*Instructions to follow*: Pick out all lines in the listing holding the string "vaziyat" and copy them.

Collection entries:
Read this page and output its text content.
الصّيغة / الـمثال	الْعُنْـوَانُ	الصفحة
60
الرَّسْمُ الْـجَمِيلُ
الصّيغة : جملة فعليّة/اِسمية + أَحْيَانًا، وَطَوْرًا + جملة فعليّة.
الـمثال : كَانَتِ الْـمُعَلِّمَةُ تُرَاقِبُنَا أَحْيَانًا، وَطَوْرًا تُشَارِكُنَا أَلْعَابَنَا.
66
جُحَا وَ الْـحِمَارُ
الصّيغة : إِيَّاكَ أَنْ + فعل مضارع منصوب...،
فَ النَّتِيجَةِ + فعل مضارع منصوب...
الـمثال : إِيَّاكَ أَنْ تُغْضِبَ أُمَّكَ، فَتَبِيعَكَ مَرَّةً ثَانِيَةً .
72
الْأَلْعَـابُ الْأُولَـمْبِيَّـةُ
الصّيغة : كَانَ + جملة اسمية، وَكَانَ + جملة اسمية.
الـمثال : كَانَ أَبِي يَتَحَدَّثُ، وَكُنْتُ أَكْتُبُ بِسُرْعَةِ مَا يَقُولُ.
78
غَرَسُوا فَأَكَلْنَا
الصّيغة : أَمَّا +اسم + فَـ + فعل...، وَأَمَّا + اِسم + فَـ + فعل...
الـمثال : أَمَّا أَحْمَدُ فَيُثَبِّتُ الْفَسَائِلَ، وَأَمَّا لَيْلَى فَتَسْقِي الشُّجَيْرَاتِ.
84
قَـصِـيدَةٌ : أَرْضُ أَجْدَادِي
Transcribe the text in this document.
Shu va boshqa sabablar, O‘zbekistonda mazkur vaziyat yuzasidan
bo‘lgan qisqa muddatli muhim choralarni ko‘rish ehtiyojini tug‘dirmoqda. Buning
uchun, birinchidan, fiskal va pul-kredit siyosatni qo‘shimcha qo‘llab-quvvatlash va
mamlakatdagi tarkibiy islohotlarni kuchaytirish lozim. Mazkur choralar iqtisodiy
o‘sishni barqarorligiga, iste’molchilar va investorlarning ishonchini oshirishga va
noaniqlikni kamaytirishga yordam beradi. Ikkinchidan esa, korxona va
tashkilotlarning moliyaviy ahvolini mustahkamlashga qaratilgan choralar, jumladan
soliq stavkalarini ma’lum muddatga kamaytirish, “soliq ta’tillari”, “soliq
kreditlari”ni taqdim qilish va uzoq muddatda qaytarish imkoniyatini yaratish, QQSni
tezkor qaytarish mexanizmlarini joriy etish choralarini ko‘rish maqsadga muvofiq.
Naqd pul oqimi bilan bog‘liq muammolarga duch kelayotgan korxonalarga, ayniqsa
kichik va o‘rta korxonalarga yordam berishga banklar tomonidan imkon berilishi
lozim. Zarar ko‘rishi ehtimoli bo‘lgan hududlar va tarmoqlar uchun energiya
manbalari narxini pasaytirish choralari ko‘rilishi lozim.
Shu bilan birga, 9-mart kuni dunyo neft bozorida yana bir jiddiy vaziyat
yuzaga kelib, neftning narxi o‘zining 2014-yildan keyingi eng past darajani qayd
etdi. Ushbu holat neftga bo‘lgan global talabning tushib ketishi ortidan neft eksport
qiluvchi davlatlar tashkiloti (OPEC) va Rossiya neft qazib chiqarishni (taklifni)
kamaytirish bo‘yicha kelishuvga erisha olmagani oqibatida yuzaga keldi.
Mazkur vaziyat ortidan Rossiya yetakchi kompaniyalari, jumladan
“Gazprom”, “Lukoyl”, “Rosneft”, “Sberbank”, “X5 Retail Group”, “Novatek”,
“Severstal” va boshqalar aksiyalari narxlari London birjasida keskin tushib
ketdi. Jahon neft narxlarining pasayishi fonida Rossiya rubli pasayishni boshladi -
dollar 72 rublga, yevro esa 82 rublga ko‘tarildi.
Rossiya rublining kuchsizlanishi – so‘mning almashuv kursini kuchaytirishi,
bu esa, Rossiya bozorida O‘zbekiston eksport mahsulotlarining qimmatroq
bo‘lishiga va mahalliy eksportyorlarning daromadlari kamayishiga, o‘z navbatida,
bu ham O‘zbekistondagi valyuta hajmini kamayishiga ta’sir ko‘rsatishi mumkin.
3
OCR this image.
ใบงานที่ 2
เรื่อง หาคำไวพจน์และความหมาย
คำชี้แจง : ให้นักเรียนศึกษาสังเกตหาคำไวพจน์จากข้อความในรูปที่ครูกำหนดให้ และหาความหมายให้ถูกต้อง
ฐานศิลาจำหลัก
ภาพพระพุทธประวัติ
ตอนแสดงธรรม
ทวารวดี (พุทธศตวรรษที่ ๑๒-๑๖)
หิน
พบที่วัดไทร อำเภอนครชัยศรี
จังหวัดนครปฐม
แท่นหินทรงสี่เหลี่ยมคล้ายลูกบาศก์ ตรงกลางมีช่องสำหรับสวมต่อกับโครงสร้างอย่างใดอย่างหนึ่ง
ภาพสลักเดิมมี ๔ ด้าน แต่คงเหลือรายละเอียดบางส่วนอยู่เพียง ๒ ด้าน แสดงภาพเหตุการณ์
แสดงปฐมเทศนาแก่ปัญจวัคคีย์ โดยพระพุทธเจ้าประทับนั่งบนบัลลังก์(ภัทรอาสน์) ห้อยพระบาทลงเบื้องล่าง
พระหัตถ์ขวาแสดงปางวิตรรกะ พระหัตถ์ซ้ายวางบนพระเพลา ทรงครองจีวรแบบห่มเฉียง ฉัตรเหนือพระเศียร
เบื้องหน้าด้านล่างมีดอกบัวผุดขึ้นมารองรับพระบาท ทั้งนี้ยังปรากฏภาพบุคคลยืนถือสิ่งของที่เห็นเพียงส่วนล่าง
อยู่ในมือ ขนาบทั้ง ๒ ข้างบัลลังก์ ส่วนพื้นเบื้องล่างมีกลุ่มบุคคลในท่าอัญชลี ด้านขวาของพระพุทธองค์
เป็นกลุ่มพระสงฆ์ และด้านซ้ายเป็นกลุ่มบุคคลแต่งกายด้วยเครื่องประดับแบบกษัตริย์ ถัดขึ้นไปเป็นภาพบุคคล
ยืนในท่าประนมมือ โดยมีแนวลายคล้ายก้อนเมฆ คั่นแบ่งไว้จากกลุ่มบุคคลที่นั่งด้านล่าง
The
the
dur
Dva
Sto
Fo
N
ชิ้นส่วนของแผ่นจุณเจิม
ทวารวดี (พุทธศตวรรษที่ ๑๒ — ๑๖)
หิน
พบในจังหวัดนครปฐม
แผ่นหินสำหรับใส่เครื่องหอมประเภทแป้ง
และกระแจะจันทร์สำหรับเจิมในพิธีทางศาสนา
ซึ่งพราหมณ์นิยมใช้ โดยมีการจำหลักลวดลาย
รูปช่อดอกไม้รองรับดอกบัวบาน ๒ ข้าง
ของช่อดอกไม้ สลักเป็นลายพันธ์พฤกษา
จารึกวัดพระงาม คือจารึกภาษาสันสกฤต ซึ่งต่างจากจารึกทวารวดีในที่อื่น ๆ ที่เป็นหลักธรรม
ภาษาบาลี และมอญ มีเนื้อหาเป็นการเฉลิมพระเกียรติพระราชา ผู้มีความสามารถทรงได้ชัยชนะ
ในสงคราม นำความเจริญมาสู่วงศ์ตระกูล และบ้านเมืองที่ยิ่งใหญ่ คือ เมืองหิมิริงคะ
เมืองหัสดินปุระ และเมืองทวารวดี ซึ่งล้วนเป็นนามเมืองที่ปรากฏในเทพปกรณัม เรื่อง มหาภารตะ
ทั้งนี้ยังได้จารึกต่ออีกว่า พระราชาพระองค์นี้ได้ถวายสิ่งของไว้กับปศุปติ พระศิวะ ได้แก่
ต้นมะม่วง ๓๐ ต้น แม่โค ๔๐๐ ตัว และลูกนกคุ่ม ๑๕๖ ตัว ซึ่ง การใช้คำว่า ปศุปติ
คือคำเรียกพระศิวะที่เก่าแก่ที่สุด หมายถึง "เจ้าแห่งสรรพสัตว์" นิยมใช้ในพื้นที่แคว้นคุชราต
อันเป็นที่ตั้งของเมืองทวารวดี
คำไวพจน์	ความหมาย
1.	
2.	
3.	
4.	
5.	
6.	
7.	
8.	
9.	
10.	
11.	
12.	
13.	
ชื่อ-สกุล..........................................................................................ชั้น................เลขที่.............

*Full answer*:
Shu va boshqa sabablar, O‘zbekistonda mazkur vaziyat yuzasidan
Shu bilan birga, 9-mart kuni dunyo neft bozorida yana bir jiddiy vaziyat
Mazkur vaziyat ortidan Rossiya yetakchi kompaniyalari, jumladan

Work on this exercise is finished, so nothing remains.